Opdracht 1 —
Vervang in de tekst over rechtstreeks verleende prerogatieven "Belgische" door "Franse", en schrijf dan alles van "Een van verweersters" tot en met "het openbaar gezag." opnieuw op.
Opdracht 2 —
Welke twee arresten noemt de tekst over rechtstreeks verleende prerogatieven als voorbeeld van de tweede situatie?
Opdracht 3 —
Schrijf het vervolg van de tekst over rechtstreeks verleende prerogatieven, vanaf het punt waar die ophoudt.

━━ Tekstfragment ━━

2. Rechtstreeks door een wetgevingshandeling verleende prerogatieven

30.

Een van verweersters lijkt de rechtspraak van het Hof aldus op te vatten dat twee situaties kunnen worden onderscheiden waarin een geschil niet onder het begrip „burgerlijke en handelszaken” valt. Ten eerste, wanneer een overheidsinstantie gebruikmaakt van bevoegdheden die buiten het bestek vallen van de voor betrekkingen tussen particulieren geldende regels en, ten tweede, zoals de arresten Baten ( 13 ) en Blijdenstein ( 14 ) illustreren, wanneer de bevoegdheden van een overheidsinstantie gebaseerd zijn op bepalingen waarmee de wetgever die instantie specifiek een eigen recht heeft verleend. Deze verweerster lijkt aldus te betogen dat, indien de Belgische overheidsinstanties uitsluitend optreden omdat zij daartoe door de wetgever zijn aangewezen, zij derhalve handelen in het kader van de uitoefening van het openbaar gezag.

31.

━━━
━━ Opgeslagen materiaal ━━

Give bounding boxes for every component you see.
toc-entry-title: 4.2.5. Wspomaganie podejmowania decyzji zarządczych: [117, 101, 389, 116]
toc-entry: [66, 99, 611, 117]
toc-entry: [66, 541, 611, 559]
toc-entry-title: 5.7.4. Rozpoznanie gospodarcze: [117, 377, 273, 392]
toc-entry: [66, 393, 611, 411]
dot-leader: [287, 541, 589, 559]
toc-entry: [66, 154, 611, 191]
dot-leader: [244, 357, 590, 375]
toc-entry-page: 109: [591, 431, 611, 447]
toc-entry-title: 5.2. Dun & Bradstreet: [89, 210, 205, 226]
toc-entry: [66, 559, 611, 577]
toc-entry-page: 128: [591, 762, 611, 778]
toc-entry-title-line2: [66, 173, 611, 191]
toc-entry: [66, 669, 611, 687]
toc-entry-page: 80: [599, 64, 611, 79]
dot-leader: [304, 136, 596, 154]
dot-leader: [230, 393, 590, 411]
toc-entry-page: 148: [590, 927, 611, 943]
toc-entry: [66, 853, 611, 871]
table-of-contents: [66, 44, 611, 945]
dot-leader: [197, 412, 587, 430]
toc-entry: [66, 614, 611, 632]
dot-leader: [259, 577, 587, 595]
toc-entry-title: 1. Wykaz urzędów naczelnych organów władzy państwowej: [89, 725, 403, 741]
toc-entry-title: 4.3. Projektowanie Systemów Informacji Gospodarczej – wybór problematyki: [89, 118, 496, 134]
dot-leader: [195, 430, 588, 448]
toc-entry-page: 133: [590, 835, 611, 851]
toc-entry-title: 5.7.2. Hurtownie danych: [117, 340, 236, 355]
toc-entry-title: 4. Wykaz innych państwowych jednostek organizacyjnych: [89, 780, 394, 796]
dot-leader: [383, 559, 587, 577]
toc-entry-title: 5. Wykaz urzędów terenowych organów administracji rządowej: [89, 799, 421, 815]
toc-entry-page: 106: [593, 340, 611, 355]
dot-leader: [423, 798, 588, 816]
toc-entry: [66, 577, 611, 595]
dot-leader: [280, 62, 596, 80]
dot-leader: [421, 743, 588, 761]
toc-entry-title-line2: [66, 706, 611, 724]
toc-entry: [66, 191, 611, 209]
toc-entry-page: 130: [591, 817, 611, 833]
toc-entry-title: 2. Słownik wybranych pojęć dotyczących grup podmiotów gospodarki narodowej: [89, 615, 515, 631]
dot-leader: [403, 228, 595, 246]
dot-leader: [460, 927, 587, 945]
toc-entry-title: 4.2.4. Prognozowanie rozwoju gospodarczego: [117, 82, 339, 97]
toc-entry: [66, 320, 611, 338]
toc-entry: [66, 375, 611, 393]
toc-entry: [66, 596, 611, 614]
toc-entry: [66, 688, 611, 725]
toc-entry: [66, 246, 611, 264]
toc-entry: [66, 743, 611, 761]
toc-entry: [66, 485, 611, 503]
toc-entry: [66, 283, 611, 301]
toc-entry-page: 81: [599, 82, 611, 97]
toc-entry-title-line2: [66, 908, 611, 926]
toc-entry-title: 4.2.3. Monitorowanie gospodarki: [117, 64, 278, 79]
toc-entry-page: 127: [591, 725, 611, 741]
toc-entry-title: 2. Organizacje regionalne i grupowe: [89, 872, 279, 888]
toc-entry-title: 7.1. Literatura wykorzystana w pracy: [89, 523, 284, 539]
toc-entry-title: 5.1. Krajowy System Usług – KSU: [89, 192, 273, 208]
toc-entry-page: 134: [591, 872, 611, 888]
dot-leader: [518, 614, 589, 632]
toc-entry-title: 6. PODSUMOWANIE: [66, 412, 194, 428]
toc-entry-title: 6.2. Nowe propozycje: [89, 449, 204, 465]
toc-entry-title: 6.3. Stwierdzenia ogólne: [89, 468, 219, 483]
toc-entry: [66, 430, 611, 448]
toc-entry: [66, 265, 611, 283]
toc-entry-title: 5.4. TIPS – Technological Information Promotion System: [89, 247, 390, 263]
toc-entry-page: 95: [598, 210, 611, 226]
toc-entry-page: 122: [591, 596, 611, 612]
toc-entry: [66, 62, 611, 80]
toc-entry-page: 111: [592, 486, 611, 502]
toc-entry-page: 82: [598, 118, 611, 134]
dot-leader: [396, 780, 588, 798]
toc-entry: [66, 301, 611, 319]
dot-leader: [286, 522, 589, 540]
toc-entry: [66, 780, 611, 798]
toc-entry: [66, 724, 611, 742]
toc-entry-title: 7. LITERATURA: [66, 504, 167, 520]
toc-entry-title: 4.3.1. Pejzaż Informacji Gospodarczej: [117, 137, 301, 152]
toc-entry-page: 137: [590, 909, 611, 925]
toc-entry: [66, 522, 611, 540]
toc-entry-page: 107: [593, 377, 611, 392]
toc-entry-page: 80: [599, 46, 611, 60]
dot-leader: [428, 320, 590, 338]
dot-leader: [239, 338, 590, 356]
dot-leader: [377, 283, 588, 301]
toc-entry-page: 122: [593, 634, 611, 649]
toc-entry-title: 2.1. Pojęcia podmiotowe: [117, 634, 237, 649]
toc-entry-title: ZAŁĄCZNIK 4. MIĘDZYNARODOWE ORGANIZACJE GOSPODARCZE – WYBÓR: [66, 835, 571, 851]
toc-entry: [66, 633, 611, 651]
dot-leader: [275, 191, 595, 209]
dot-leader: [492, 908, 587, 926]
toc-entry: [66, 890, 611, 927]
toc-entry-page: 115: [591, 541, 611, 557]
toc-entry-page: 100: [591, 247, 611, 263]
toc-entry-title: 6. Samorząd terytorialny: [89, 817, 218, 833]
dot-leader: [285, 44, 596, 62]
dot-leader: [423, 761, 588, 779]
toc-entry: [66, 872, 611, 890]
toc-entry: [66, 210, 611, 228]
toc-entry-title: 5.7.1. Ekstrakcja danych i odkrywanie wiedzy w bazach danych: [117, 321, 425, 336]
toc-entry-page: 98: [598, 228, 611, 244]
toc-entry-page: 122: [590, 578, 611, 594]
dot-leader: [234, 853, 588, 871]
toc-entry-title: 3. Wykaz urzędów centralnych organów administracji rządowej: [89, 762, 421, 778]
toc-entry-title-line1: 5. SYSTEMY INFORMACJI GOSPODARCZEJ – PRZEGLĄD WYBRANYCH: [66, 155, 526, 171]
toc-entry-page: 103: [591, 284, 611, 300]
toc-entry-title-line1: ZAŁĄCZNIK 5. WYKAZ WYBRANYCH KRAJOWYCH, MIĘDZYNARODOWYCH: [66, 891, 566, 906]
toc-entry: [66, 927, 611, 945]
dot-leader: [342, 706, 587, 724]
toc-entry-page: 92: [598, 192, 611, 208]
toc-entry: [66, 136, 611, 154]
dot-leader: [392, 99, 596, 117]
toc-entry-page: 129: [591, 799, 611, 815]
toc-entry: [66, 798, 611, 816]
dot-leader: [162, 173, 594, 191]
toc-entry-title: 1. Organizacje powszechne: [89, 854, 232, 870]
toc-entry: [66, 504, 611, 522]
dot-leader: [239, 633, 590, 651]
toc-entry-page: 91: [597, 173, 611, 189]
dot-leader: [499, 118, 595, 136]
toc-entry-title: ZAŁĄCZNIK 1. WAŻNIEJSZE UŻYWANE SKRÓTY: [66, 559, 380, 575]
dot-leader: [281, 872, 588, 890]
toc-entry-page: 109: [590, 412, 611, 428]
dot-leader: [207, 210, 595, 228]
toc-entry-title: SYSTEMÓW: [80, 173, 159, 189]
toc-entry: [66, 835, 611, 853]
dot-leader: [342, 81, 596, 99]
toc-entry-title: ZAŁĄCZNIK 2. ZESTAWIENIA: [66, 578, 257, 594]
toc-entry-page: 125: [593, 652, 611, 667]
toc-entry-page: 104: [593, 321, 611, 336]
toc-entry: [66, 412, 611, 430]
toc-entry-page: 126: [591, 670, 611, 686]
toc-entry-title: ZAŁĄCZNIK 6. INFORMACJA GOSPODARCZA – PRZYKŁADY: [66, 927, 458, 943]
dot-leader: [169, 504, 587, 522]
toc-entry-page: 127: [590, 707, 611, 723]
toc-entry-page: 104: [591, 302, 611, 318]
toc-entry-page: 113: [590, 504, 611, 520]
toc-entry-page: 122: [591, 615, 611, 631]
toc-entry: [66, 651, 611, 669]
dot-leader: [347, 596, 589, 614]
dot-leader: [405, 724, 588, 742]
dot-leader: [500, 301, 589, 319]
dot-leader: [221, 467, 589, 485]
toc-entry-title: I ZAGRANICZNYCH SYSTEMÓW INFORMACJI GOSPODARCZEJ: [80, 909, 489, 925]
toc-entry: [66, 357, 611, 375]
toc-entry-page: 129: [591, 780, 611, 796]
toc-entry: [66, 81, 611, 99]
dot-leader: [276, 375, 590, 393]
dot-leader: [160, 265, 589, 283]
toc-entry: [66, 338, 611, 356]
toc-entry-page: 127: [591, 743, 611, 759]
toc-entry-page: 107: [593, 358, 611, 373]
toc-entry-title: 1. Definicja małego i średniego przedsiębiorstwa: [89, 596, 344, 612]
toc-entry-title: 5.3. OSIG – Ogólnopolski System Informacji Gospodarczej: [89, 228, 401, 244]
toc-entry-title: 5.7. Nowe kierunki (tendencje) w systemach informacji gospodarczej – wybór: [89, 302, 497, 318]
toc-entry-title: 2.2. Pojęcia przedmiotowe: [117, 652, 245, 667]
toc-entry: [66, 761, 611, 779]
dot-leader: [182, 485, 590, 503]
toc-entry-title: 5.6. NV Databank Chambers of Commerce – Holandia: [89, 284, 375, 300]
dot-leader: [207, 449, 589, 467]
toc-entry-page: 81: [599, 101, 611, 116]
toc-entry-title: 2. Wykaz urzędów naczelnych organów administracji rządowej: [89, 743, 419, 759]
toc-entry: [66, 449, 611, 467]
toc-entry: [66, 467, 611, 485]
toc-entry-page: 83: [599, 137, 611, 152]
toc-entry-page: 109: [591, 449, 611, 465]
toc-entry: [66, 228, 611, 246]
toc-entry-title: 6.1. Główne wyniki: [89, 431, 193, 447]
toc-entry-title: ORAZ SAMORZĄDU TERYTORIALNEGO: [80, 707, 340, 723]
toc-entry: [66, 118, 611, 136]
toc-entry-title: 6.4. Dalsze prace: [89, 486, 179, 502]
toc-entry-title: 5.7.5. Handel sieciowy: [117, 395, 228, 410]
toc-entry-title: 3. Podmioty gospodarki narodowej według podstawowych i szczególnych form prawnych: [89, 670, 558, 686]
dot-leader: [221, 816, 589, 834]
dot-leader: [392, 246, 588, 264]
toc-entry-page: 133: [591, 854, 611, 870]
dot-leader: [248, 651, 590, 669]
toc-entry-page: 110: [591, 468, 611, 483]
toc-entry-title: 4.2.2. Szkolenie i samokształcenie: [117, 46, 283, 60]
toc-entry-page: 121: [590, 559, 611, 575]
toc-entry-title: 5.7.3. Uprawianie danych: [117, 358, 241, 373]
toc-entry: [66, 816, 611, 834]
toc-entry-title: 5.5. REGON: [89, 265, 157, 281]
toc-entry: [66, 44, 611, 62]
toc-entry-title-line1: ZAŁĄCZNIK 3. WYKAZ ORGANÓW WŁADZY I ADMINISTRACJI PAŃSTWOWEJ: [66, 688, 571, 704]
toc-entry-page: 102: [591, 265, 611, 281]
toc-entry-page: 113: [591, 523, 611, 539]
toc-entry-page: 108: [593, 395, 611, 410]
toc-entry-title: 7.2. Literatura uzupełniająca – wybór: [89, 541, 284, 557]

━━━

Uitkomst 1 —
Een van verweersters lijkt de rechtspraak van het Hof aldus op te vatten dat twee situaties kunnen worden onderscheiden waarin een geschil niet onder het begrip „burgerlijke en handelszaken” valt. Ten eerste, wanneer een overheidsinstantie gebruikmaakt van bevoegdheden die buiten het bestek vallen van de voor betrekkingen tussen particulieren geldende regels en, ten tweede, zoals de arresten Baten ( 13 ) en Blijdenstein ( 14 ) illustreren, wanneer de bevoegdheden van een overheidsinstantie gebaseerd zijn op bepalingen waarmee de wetgever die instantie specifiek een eigen recht heeft verleend. Deze verweerster lijkt aldus te betogen dat, indien de Franse overheidsinstanties uitsluitend optreden omdat zij daartoe door de wetgever zijn aangewezen, zij derhalve handelen in het kader van de uitoefening van het openbaar gezag.

Uitkomst 2 —
De arresten Baten en Blijdenstein.

Uitkomst 3 —
In zijn arrest Pula Parking ( 15 ) heeft het Hof echter reeds geoordeeld dat het enkele feit dat sommige bevoegdheden worden ontleend aan of zelfs worden gedelegeerd bij een overheidsbesluit, niet inhoudt dat de uitoefening van die bevoegdheden vereist dat er wordt gebruikgemaakt van overheidsprerogatieven. In dezelfde geest heeft het Hof in het arrest Sonntag ( 16 ) geoordeeld dat, hoewel de hoedanigheid van ambtenaar wordt verleend bij een overheidsbesluit, de omstandigheid dat een leraar aan een openbare school ambtenaar is en als zodanig optreedt, niet doorslaggevend is om te concluderen dat een schadevordering tegen deze leraar niet onder het begrip „burgerlijke en handelszaken” valt.

32.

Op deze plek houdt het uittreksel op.